-- SELECTED EXTRACT --
□ □ □ □ □ □ □

The conference, which was held in the Lotte Hotel in Seoul from May 15 to 17, 2019, was attended by 80 senior experts in Northeast Asian and Korean affairs from Japan, the United States, the United Kingdom and Russia, and more than 200 distinguished local guests, including the mayor of Seoul and members of South Korea’s Ministry of Foreign Affairs.
The International Leadership Conference, a series of programs that offer a framework for peacebuilding and development grounded in core values and universal principles, was co-sponsored by The Washington Times, Segye Ilbo and Sekai Nippo newspapers.
Conference highlights included: (1) a discussion relating to peace and security in Northeast Asia; (2) a proposal for North and South Korea to jointly host the 2032 Summer Olympic Games; (3) an update on the International Peace Highway; and (4) support for a rally calling for the peaceful reunification of the peninsula, featuring UPF co-founder Dr. Hak Ja Han Moon.
At the opening dinner on May 15, Dr. Thomas Walsh, the chair of UPF International, gave a brief overview of the vision of the founders and UPF activities, particularly the ILC and World Summit series.
Welcoming remarks were given by Rev. Joo Jin-tae, a vice president of the Korean chapter of Family Federation for World Peace and Unification (FFWPU), an organization that is affiliated with UPF. Rev. Joo described the need to strengthen trilateral relations between Japan, the Republic of Korea (ROK) and the United States to bring peace to Northeast Asia. “We can take the crisis on the peninsula as an opportunity. Peaceful reunification on the peninsula will be a prototype for world peace,” he said.
Mr. Thomas P. McDevitt, the chair of The Washington Times, highlighted the fact-finding tour which met with government officials in Seoul. This is the ninth fact-finding tour over four years. “People are worried about world events and the situation in Korea. Our work is important, because it offers a vision for world peace based on a higher level of thinking. We call upon God to guide us,” he said.
Hon. Kim Gyo-hwan, a member of the ROK National Assembly, testified about meeting UPF founder Rev. Dr. Sun Myung Moon in the early 1970s. Reverend Moon prophesied that Hon. Kim would become a famous person. Many years later, when they met again and Reverend Moon asked what he had done with his life, Hon. Kim explained that he had become a successful congressman. Reverend Moon said, “My prediction was correct!”

□ □ □ □ □ □ □

-- STORED RECORDS --
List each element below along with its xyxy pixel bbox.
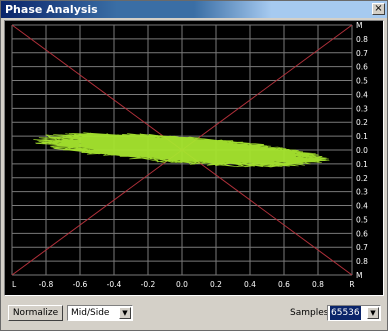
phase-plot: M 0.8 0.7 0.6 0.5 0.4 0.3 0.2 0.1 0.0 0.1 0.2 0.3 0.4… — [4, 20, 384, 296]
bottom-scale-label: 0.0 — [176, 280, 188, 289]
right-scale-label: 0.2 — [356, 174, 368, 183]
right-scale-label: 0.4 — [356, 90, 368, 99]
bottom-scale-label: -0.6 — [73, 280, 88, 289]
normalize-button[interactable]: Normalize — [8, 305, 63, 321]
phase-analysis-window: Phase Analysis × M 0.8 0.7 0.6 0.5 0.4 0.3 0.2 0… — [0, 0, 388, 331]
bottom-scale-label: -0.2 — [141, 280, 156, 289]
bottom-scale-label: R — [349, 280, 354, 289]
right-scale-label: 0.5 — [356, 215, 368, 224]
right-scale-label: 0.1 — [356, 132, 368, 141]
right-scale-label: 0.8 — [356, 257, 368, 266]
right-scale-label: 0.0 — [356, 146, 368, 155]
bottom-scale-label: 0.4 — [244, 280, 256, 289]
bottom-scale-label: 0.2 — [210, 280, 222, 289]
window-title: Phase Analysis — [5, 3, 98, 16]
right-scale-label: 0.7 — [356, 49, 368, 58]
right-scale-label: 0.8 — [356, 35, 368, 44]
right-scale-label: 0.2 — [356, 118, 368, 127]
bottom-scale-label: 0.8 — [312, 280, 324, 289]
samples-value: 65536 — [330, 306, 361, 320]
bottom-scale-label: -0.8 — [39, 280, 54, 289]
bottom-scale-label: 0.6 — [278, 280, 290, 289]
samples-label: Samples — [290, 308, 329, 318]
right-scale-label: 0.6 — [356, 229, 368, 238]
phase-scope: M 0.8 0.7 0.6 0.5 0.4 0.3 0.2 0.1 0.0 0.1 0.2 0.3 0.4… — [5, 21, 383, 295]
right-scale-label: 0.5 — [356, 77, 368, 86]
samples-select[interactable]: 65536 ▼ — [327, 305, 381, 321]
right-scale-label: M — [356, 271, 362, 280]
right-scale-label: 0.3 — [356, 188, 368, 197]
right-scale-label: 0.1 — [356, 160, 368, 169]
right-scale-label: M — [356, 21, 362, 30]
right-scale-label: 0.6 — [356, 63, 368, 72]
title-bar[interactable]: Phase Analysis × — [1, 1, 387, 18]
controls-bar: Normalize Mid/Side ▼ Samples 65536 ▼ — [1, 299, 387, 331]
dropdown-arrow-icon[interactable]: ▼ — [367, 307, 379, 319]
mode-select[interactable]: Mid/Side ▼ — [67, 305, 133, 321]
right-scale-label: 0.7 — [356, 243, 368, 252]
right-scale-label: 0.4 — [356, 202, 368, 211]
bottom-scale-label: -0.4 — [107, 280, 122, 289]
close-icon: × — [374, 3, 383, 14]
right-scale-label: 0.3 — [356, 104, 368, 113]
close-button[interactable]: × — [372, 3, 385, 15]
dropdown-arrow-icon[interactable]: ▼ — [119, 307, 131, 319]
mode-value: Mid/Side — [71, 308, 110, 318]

□ □ □ □ □ □ □

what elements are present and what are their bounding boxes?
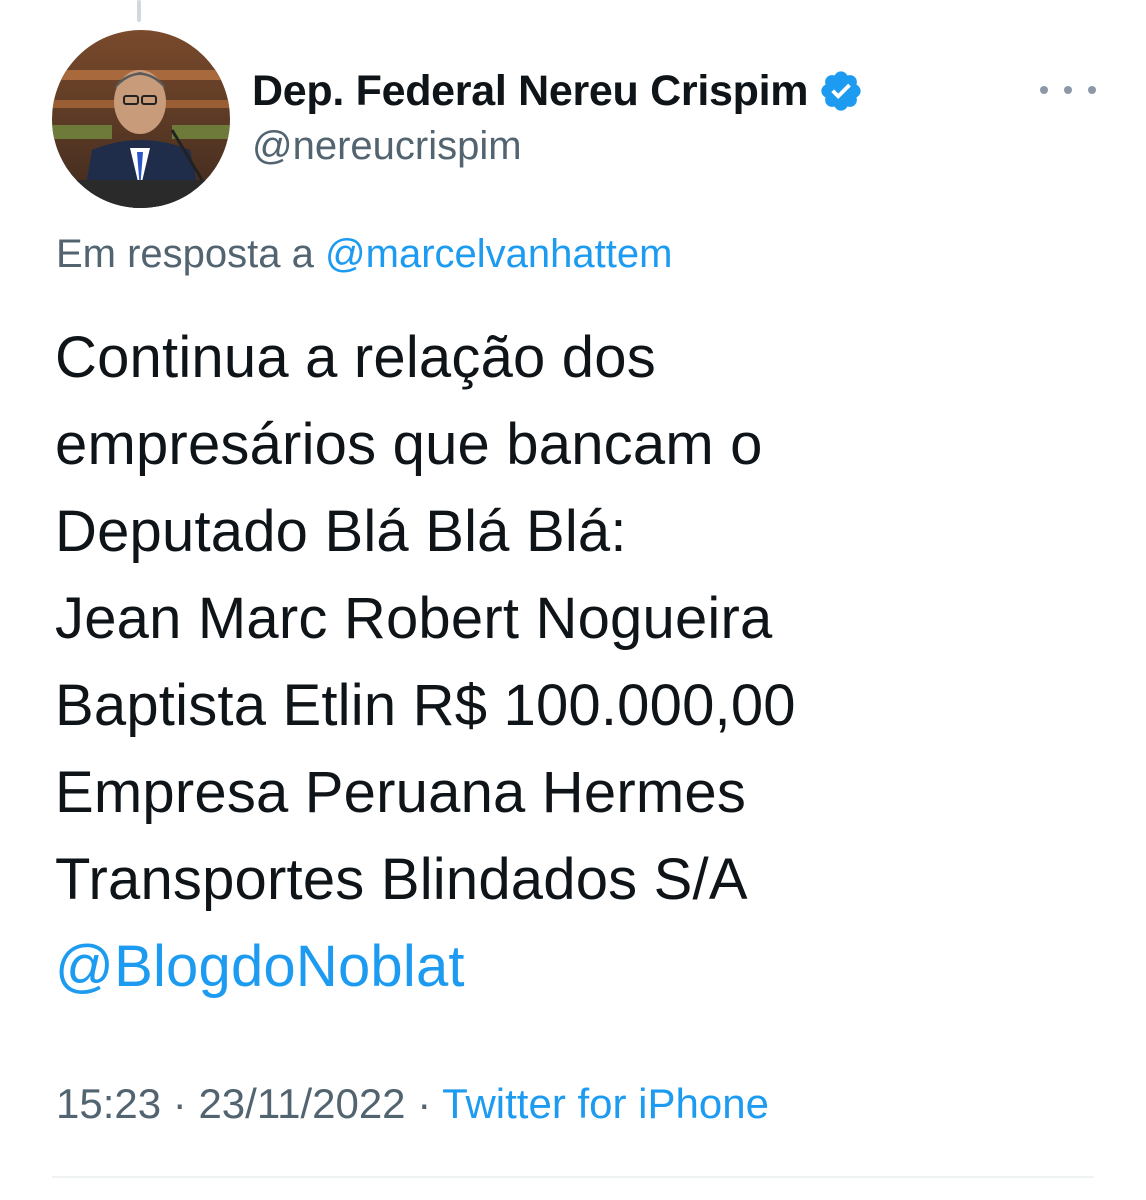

□ □ □ □ □ □ □

-- SET TASKS --
a) Do the following statements agree with the conference report? Answer yes or no for each, quoting the deciding words of the report. (i) The conference took place in Seoul over three days. (ii) The Washington Times sponsored the conference on its own. (iii) The fact-finding tour Mr. McDevitt highlighted was the first such tour.
b) Please continue the conference report, starting right after its last sentence.
The data is separate material and has no connection to the conference report.

-- ANSWERS PER TASK --
a)
(i) Yes: "held in the Lotte Hotel in Seoul from May 15 to 17, 2019"
(ii) No: "co-sponsored by The Washington Times, Segye Ilbo and Sekai Nippo newspapers"
(iii) No: "This is the ninth fact-finding tour over four years."

b)
After-dinner speakers included: Hon. Dan Burton, a member of the U.S. House of Representatives (1983-2013), who recalled an experience early in his career of meeting an elderly man who had escaped from a communist-controlled country in Eastern Europe. This man and his family fled their country and walked a thousand miles to escape a tyrannical system of government. When he met Reverend Moon years later, Hon. Burton said he was immediately receptive to his message because “Reverend Moon and his wife are fighting for freedom around the world. They understand freedom, democracy and human rights.”
Ambassador Chung Tae-ik, the honorary president of the Korean Council on Foreign Relations (2014-2016), called for a step-by-step implementation toward the denuclearization of the peninsula. “North Korea, the U.S. and South Korea need to negotiate and agree on a roadmap of step-by-step implementation,” he said. This requires close consultation between the three countries, he said.
Hon. Yoshinori Ohno, the Japanese minister of defense (2004-2005), called for not only North Korea to abandon its nuclear weapons but all of Northeast Asia and all the world. He said nations of the world should be open to helping one another through student exchange programs and an open-door policy that emphasizes interdependence, mutual prosperity, and cooperation.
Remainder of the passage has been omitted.